Certainly, last week's Great Blogger Outage of 2011 was not a good thing for Google. The company was still riding the wave of momentum from its annual I/O developer's conference when the Blogger site not only went down but also forced the company to take down some posts and comments in an around-the-clock effort to fix it.
Everything is pretty much back to normal again and all of the proper apologies and promises to keep this from happening again have been offered. But what are the long-term impacts of this outage? What does it say about Google's ability to maintain always-on access to other cloud applications, such as those it's trying to introduce to big companies, schools and even the government, when it experiences an all-day widespread outage on one of its earliest cloud platforms?
Sure, this particular outage didn't impact those business-centric apps that Google is pitching as part of its business suites. But it could have. It still could. Anything's possible, right? ZDNet colleague Ed Bott was right on the money when he suggested that the Blogger outage makes the case against a cloud-only strategy for businesses.

Record set |
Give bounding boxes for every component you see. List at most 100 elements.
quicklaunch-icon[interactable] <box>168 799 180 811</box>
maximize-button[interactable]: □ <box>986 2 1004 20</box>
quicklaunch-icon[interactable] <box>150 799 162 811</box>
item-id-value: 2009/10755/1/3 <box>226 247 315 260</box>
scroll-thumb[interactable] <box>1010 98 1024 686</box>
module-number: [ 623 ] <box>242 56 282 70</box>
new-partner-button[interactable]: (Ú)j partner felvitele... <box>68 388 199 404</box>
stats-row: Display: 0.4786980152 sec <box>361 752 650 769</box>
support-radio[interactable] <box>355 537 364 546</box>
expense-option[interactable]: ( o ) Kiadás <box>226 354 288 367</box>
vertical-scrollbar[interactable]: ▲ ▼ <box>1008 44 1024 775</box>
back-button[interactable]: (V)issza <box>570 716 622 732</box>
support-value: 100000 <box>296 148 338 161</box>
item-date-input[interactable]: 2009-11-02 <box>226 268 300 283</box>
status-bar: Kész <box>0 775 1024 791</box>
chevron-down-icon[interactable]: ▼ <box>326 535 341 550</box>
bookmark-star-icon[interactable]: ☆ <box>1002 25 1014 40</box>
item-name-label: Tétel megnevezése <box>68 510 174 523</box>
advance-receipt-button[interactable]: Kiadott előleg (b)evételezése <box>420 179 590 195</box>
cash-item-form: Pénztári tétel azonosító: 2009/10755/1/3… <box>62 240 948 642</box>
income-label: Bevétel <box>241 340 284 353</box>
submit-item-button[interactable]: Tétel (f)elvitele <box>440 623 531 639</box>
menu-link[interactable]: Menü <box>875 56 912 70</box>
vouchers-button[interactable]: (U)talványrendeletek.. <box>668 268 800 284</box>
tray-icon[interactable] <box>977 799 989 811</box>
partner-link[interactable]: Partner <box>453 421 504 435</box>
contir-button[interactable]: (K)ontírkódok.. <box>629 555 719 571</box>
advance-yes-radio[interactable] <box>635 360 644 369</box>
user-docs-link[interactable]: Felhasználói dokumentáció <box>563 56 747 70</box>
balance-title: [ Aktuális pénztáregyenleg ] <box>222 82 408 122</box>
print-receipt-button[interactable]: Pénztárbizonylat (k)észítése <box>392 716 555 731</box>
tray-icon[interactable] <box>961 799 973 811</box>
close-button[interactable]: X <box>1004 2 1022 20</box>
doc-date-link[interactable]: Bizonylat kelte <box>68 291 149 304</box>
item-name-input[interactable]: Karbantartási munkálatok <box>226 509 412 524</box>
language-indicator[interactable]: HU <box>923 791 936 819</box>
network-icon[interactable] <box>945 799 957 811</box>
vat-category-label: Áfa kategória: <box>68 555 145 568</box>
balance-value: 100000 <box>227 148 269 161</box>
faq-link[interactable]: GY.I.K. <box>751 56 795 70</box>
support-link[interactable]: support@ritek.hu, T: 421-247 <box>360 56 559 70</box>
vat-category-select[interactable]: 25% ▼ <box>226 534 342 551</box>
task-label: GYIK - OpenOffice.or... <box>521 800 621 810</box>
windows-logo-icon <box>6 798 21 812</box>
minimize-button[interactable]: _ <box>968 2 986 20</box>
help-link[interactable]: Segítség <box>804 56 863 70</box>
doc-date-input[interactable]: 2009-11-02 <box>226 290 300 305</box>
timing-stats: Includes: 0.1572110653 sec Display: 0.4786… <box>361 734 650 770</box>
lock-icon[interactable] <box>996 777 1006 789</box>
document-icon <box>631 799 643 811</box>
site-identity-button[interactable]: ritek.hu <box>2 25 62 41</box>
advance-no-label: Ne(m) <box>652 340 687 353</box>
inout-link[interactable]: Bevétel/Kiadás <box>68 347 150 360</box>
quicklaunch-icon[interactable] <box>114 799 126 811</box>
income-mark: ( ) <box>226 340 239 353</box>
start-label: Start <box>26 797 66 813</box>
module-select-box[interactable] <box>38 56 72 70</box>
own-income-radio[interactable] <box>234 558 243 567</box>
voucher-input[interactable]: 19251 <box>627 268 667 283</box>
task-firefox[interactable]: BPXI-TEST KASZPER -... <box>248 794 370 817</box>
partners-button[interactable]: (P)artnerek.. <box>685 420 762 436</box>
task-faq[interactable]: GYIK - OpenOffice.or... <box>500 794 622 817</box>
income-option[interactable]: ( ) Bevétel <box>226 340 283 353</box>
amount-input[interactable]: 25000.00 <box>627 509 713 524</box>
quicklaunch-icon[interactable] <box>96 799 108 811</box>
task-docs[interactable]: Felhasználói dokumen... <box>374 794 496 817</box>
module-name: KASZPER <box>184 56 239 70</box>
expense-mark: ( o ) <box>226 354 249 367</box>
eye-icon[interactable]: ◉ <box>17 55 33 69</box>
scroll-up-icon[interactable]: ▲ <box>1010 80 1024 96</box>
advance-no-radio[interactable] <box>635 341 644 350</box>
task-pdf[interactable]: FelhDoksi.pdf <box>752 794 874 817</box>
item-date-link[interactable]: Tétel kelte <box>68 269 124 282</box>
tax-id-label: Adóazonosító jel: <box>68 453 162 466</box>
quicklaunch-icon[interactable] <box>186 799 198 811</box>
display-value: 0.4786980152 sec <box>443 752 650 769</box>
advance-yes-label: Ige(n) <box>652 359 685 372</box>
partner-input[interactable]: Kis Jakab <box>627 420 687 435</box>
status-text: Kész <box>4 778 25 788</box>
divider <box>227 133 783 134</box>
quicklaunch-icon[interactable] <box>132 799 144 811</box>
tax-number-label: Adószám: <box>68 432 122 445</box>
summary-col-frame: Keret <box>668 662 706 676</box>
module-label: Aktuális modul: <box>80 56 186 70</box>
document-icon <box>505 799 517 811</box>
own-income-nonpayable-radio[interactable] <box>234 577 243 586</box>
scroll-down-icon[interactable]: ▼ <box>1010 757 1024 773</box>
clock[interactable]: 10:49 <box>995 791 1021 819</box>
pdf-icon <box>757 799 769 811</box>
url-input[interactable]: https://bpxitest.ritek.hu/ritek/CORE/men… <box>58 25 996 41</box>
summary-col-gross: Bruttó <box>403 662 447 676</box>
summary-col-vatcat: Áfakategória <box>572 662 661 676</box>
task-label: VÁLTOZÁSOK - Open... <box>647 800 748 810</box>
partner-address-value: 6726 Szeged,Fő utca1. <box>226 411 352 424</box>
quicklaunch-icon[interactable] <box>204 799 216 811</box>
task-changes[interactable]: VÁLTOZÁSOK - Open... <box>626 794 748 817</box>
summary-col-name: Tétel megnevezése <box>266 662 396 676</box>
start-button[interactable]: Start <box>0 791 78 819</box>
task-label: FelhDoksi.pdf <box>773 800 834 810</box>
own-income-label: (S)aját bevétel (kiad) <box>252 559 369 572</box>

Work instructions | Could you copy out the entire passage above about the Blogger outage, word for word?

Written response |
Certainly, last week's Great Blogger Outage of 2011 was not a good thing for Google. The company was still riding the wave of momentum from its annual I/O developer's conference when the Blogger site not only went down but also forced the company to take down some posts and comments in an around-the-clock effort to fix it.
Everything is pretty much back to normal again and all of the proper apologies and promises to keep this from happening again have been offered. But what are the long-term impacts of this outage? What does it say about Google's ability to maintain always-on access to other cloud applications, such as those it's trying to introduce to big companies, schools and even the government, when it experiences an all-day widespread outage on one of its earliest cloud platforms?
Sure, this particular outage didn't impact those business-centric apps that Google is pitching as part of its business suites. But it could have. It still could. Anything's possible, right? ZDNet colleague Ed Bott was right on the money when he suggested that the Blogger outage makes the case against a cloud-only strategy for businesses.